■ Work instructions ■
Look through the data for the string "xlabel". Copy every line where it is found.

■ Data in this exercise ■
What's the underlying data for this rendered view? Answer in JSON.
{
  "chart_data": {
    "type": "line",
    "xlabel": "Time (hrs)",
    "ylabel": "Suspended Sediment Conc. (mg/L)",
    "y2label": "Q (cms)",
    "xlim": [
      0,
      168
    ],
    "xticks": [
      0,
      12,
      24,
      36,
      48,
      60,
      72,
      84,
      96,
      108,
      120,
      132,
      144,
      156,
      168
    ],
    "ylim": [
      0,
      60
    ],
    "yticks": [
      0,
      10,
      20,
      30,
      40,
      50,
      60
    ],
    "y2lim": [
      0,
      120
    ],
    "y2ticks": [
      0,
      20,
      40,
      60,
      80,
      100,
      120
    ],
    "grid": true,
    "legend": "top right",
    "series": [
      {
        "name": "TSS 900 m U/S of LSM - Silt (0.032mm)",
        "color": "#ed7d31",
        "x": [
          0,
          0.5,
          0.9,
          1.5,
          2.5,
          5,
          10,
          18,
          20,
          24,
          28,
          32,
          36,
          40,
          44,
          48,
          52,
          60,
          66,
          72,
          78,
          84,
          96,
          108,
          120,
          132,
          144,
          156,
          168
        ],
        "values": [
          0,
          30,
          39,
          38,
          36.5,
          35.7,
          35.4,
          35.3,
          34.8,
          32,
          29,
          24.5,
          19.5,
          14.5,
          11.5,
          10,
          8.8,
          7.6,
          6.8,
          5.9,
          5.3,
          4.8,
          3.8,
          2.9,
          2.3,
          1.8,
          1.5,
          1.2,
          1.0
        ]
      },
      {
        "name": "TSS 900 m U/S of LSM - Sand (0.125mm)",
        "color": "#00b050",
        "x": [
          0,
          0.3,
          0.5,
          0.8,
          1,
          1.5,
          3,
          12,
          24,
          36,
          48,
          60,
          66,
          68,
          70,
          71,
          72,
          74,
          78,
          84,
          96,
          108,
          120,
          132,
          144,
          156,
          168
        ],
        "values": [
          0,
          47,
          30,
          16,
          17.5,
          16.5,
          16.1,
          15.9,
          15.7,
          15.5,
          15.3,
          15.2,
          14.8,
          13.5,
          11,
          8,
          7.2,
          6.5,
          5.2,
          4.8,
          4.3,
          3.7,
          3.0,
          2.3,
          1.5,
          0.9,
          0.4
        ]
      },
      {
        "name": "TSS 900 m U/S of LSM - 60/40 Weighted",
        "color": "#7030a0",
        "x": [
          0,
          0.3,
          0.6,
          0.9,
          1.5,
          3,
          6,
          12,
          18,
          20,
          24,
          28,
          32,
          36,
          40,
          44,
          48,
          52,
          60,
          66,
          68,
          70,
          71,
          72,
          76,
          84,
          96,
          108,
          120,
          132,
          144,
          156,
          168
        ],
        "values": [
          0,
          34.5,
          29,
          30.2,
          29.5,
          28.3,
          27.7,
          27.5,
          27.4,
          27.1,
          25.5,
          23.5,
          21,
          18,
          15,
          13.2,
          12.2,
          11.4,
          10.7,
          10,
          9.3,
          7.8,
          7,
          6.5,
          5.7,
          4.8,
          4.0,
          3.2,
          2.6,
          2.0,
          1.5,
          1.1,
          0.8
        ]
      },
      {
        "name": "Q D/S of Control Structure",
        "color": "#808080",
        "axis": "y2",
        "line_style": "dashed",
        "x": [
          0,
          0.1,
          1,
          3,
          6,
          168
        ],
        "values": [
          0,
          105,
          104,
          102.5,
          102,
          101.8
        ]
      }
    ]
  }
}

...

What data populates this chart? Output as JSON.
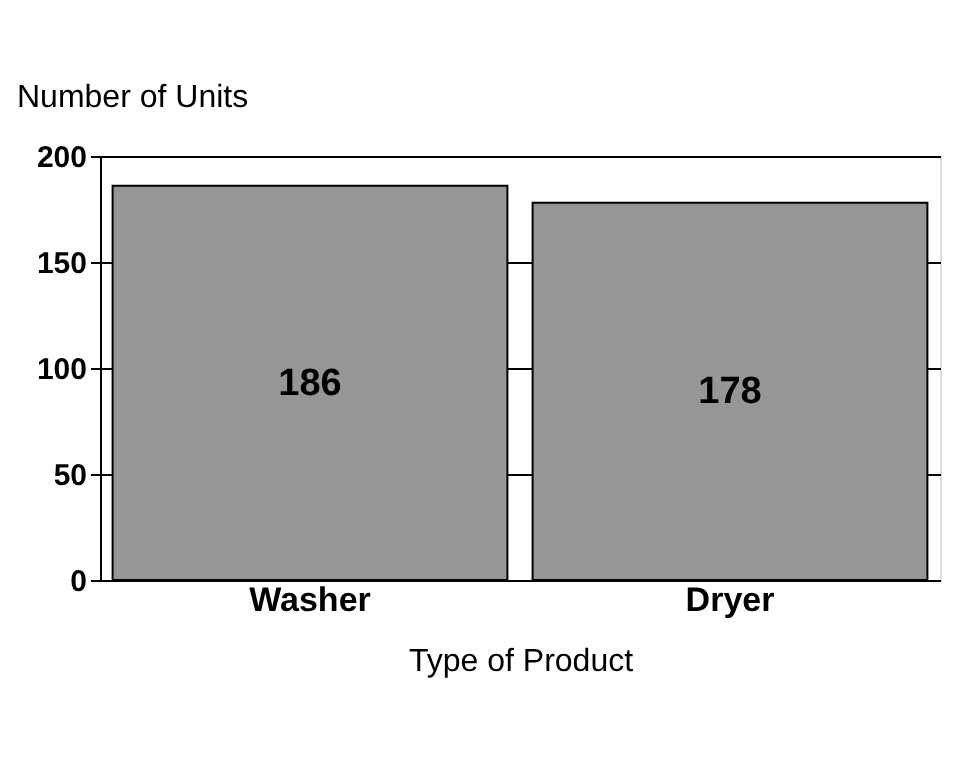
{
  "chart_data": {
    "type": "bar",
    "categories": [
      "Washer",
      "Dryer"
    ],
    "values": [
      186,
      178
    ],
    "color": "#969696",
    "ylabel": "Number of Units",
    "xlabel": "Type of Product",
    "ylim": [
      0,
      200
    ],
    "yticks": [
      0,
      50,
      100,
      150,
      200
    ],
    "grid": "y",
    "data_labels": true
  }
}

■ Reply to the exercise ■
    "xlabel": "Time (hrs)",
    "xlabel": "Type of Product",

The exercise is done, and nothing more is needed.